Copy out every line exactly, passing over the pictures.

## BEGIN DATA SUPPLIED

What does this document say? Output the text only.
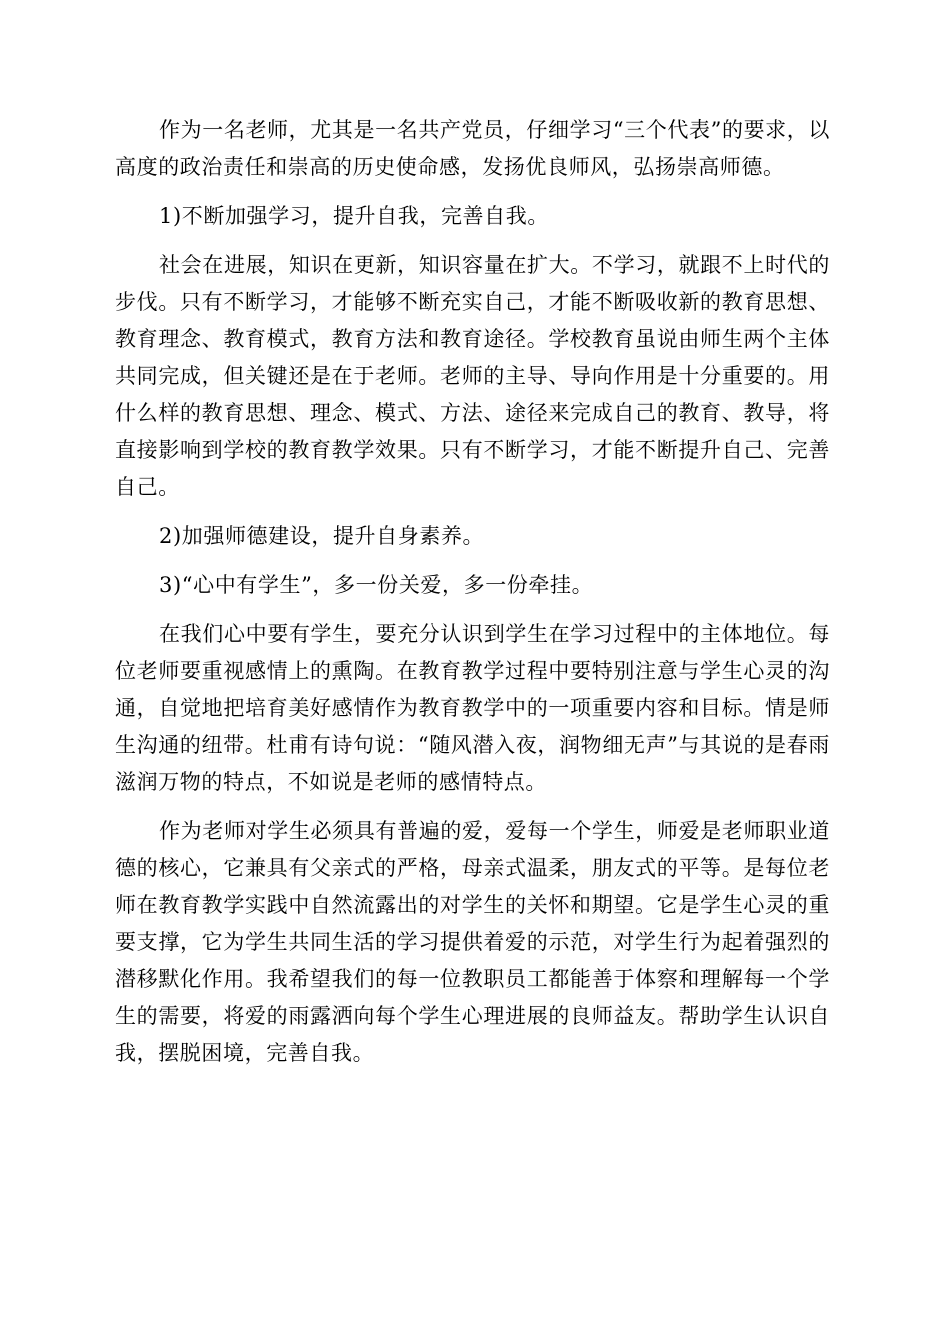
作为一名老师，尤其是一名共产党员，仔细学习“三个代表”的要求，以高度的政治责任和崇高的历史使命感，发扬优良师风，弘扬崇高师德。

1)不断加强学习，提升自我，完善自我。

社会在进展，知识在更新，知识容量在扩大。不学习，就跟不上时代的步伐。只有不断学习，才能够不断充实自己，才能不断吸收新的教育思想、教育理念、教育模式，教育方法和教育途径。学校教育虽说由师生两个主体共同完成，但关键还是在于老师。老师的主导、导向作用是十分重要的。用什么样的教育思想、理念、模式、方法、途径来完成自己的教育、教导，将直接影响到学校的教育教学效果。只有不断学习，才能不断提升自己、完善自己。

2)加强师德建设，提升自身素养。

3)“心中有学生”，多一份关爱，多一份牵挂。

在我们心中要有学生，要充分认识到学生在学习过程中的主体地位。每位老师要重视感情上的熏陶。在教育教学过程中要特别注意与学生心灵的沟通，自觉地把培育美好感情作为教育教学中的一项重要内容和目标。情是师生沟通的纽带。杜甫有诗句说：“随风潜入夜，润物细无声”与其说的是春雨滋润万物的特点，不如说是老师的感情特点。

作为老师对学生必须具有普遍的爱，爱每一个学生，师爱是老师职业道德的核心，它兼具有父亲式的严格，母亲式温柔，朋友式的平等。是每位老师在教育教学实践中自然流露出的对学生的关怀和期望。它是学生心灵的重要支撑，它为学生共同生活的学习提供着爱的示范，对学生行为起着强烈的潜移默化作用。我希望我们的每一位教职员工都能善于体察和理解每一个学生的需要，将爱的雨露洒向每个学生心理进展的良师益友。帮助学生认识自我，摆脱困境，完善自我。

## END DATA SUPPLIED

### FULL RESPONSE
What does this document say? Output the text only.
作为一名老师，尤其是一名共产党员，仔细学习“三个代表”的要求，以高度的政治责任和崇高的历史使命感，发扬优良师风，弘扬崇高师德。

1)不断加强学习，提升自我，完善自我。

社会在进展，知识在更新，知识容量在扩大。不学习，就跟不上时代的步伐。只有不断学习，才能够不断充实自己，才能不断吸收新的教育思想、教育理念、教育模式，教育方法和教育途径。学校教育虽说由师生两个主体共同完成，但关键还是在于老师。老师的主导、导向作用是十分重要的。用什么样的教育思想、理念、模式、方法、途径来完成自己的教育、教导，将直接影响到学校的教育教学效果。只有不断学习，才能不断提升自己、完善自己。

2)加强师德建设，提升自身素养。

3)“心中有学生”，多一份关爱，多一份牵挂。

在我们心中要有学生，要充分认识到学生在学习过程中的主体地位。每位老师要重视感情上的熏陶。在教育教学过程中要特别注意与学生心灵的沟通，自觉地把培育美好感情作为教育教学中的一项重要内容和目标。情是师生沟通的纽带。杜甫有诗句说：“随风潜入夜，润物细无声”与其说的是春雨滋润万物的特点，不如说是老师的感情特点。

作为老师对学生必须具有普遍的爱，爱每一个学生，师爱是老师职业道德的核心，它兼具有父亲式的严格，母亲式温柔，朋友式的平等。是每位老师在教育教学实践中自然流露出的对学生的关怀和期望。它是学生心灵的重要支撑，它为学生共同生活的学习提供着爱的示范，对学生行为起着强烈的潜移默化作用。我希望我们的每一位教职员工都能善于体察和理解每一个学生的需要，将爱的雨露洒向每个学生心理进展的良师益友。帮助学生认识自我，摆脱困境，完善自我。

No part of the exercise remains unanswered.